What the exercise asks:
Write out the listing beneath this instruction in its entirety, exactly as it reads.

─── Dataset excerpts

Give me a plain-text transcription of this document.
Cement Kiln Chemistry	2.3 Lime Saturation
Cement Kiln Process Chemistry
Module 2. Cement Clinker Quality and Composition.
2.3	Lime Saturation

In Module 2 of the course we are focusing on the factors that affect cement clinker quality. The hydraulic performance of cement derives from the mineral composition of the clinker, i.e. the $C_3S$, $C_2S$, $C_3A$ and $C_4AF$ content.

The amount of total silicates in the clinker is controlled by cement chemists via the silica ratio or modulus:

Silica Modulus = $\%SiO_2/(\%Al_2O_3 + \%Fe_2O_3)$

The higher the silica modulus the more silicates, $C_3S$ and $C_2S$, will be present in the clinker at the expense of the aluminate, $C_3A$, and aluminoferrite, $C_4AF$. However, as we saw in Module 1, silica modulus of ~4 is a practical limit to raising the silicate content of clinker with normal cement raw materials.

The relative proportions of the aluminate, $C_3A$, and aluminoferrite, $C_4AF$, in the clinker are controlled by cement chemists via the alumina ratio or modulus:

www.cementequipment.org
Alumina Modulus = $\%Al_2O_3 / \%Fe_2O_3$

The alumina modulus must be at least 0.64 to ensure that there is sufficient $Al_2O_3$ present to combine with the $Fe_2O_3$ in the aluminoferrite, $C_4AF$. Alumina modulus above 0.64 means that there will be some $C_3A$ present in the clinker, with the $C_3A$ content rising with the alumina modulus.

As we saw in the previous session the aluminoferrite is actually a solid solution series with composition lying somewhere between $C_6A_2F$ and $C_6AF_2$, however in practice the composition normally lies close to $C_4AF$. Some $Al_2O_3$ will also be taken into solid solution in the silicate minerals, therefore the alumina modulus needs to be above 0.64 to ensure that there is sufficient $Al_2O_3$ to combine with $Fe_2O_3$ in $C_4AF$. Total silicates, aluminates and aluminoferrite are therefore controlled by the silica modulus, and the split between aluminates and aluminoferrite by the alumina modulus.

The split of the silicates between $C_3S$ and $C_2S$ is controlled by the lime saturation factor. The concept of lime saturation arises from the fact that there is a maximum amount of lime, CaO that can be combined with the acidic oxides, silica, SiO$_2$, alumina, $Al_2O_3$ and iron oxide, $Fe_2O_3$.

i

──────

Answer:
Give me a plain-text transcription of this document.
Cement Kiln Chemistry	2.3 Lime Saturation
Cement Kiln Process Chemistry
Module 2. Cement Clinker Quality and Composition.
2.3	Lime Saturation

In Module 2 of the course we are focusing on the factors that affect cement clinker quality. The hydraulic performance of cement derives from the mineral composition of the clinker, i.e. the $C_3S$, $C_2S$, $C_3A$ and $C_4AF$ content.

The amount of total silicates in the clinker is controlled by cement chemists via the silica ratio or modulus:

Silica Modulus = $\%SiO_2/(\%Al_2O_3 + \%Fe_2O_3)$

The higher the silica modulus the more silicates, $C_3S$ and $C_2S$, will be present in the clinker at the expense of the aluminate, $C_3A$, and aluminoferrite, $C_4AF$. However, as we saw in Module 1, silica modulus of ~4 is a practical limit to raising the silicate content of clinker with normal cement raw materials.

The relative proportions of the aluminate, $C_3A$, and aluminoferrite, $C_4AF$, in the clinker are controlled by cement chemists via the alumina ratio or modulus:

www.cementequipment.org
Alumina Modulus = $\%Al_2O_3 / \%Fe_2O_3$

The alumina modulus must be at least 0.64 to ensure that there is sufficient $Al_2O_3$ present to combine with the $Fe_2O_3$ in the aluminoferrite, $C_4AF$. Alumina modulus above 0.64 means that there will be some $C_3A$ present in the clinker, with the $C_3A$ content rising with the alumina modulus.

As we saw in the previous session the aluminoferrite is actually a solid solution series with composition lying somewhere between $C_6A_2F$ and $C_6AF_2$, however in practice the composition normally lies close to $C_4AF$. Some $Al_2O_3$ will also be taken into solid solution in the silicate minerals, therefore the alumina modulus needs to be above 0.64 to ensure that there is sufficient $Al_2O_3$ to combine with $Fe_2O_3$ in $C_4AF$. Total silicates, aluminates and aluminoferrite are therefore controlled by the silica modulus, and the split between aluminates and aluminoferrite by the alumina modulus.

The split of the silicates between $C_3S$ and $C_2S$ is controlled by the lime saturation factor. The concept of lime saturation arises from the fact that there is a maximum amount of lime, CaO that can be combined with the acidic oxides, silica, SiO$_2$, alumina, $Al_2O_3$ and iron oxide, $Fe_2O_3$.

i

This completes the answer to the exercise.